Count, in the entries below, the lines in which "value" occurs. Give the number, nothing more.

——————————

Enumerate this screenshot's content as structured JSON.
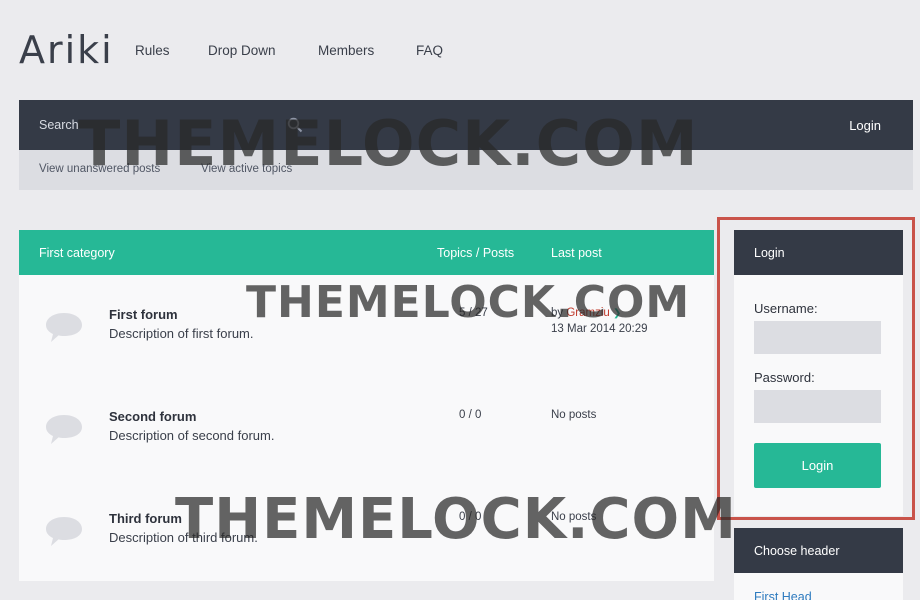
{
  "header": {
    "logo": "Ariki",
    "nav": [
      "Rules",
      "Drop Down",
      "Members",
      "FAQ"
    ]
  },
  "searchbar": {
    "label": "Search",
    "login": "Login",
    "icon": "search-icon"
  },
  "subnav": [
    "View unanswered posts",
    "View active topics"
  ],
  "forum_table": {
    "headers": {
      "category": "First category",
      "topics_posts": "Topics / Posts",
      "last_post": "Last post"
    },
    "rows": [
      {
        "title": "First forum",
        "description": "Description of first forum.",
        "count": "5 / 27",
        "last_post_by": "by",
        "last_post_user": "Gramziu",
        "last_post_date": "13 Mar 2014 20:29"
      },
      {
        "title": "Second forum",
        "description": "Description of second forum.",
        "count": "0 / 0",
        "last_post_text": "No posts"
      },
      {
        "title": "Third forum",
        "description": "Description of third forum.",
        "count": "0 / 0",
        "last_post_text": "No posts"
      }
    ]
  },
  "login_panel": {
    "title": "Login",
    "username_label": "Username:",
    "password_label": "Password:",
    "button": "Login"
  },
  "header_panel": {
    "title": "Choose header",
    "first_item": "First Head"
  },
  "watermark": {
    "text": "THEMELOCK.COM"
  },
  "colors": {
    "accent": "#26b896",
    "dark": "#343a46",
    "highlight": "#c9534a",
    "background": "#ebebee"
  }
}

——————————

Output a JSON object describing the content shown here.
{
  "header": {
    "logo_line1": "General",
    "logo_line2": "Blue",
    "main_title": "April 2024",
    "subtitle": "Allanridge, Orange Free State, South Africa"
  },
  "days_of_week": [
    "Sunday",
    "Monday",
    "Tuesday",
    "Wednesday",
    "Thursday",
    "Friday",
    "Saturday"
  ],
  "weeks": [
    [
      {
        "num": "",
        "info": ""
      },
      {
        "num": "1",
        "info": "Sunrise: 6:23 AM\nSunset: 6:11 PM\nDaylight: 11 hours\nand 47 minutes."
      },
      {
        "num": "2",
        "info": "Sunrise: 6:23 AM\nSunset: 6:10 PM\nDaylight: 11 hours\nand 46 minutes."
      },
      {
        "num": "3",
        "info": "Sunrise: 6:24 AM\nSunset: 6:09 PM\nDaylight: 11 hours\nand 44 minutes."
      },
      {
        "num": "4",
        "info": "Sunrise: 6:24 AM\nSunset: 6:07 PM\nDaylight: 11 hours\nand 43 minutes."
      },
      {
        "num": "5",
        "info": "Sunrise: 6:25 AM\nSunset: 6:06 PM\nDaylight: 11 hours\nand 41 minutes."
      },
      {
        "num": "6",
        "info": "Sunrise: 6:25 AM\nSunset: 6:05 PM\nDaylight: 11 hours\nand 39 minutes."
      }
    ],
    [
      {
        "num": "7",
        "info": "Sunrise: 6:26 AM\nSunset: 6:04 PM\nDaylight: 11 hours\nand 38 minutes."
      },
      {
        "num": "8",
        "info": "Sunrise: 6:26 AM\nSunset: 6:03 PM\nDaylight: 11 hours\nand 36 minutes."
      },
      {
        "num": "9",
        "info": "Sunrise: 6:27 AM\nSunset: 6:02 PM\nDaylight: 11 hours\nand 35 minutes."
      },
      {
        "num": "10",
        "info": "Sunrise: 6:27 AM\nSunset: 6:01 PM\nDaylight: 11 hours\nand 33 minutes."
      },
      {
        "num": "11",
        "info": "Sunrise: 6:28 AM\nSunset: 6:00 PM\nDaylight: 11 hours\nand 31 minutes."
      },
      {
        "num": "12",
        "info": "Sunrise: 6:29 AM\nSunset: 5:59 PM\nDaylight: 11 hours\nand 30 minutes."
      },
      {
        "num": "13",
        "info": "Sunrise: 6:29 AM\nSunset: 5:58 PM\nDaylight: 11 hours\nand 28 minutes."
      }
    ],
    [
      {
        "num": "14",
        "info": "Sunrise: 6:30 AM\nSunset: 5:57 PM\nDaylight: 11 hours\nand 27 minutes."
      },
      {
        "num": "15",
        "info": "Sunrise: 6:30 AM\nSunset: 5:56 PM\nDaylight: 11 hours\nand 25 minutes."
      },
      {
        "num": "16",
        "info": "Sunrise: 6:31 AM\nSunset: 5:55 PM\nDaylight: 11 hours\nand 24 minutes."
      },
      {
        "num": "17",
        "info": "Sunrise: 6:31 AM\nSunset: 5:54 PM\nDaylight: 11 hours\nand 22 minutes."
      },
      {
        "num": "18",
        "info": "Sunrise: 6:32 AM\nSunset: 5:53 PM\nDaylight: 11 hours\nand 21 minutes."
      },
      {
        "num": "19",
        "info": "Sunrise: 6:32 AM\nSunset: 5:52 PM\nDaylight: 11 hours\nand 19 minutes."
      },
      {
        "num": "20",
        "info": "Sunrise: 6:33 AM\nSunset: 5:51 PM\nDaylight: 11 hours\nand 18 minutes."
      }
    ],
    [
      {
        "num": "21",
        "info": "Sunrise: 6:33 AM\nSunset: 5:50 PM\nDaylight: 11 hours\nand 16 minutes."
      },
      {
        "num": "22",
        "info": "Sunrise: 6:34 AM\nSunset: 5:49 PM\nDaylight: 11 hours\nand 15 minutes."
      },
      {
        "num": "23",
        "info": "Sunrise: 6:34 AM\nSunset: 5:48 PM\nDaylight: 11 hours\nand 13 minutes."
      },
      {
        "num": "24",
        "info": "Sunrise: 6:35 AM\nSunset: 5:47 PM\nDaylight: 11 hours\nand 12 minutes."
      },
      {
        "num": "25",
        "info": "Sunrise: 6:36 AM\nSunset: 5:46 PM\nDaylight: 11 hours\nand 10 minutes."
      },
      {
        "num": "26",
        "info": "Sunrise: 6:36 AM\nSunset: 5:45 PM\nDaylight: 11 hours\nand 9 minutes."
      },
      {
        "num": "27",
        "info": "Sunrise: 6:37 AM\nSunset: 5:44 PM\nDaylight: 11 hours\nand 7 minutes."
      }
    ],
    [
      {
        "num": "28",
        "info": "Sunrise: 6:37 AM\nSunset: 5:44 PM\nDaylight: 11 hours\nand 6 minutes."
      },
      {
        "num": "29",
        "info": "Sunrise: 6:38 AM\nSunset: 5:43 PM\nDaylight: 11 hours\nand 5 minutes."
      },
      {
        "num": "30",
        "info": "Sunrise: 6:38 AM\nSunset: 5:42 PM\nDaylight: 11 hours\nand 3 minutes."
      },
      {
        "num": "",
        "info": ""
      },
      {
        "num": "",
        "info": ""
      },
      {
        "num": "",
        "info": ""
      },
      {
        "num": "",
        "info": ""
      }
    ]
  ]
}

——————————

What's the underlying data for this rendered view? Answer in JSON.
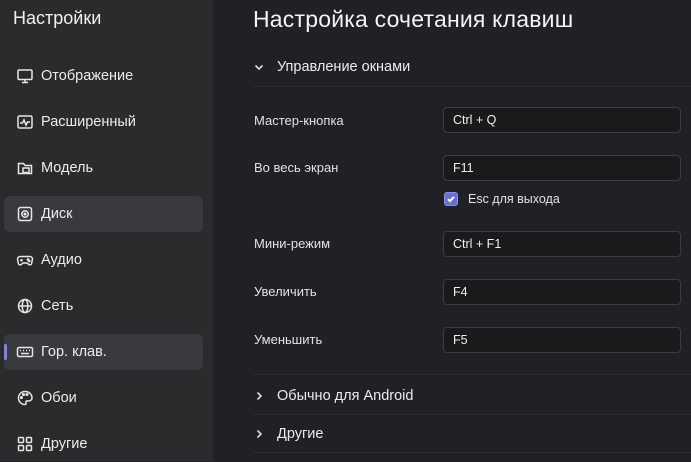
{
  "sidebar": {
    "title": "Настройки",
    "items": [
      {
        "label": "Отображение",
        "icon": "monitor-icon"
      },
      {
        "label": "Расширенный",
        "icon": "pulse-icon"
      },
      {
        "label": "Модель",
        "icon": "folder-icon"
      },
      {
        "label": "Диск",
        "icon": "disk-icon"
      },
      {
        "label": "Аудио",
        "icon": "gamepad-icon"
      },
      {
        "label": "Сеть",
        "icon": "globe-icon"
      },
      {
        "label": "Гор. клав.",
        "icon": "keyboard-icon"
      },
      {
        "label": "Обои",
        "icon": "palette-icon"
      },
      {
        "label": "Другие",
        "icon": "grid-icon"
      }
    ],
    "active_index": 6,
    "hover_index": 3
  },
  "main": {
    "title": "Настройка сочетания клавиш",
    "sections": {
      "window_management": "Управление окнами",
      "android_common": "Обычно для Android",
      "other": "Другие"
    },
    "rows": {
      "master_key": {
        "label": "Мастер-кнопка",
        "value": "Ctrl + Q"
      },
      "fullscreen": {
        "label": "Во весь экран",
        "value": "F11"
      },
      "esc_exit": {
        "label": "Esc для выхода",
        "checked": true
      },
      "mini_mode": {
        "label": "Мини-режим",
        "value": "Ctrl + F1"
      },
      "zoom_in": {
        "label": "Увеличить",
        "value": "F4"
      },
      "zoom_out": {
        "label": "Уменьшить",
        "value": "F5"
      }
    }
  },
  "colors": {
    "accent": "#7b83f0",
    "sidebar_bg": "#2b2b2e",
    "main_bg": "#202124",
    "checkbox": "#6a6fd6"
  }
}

——————————

**SOLUTION:** 5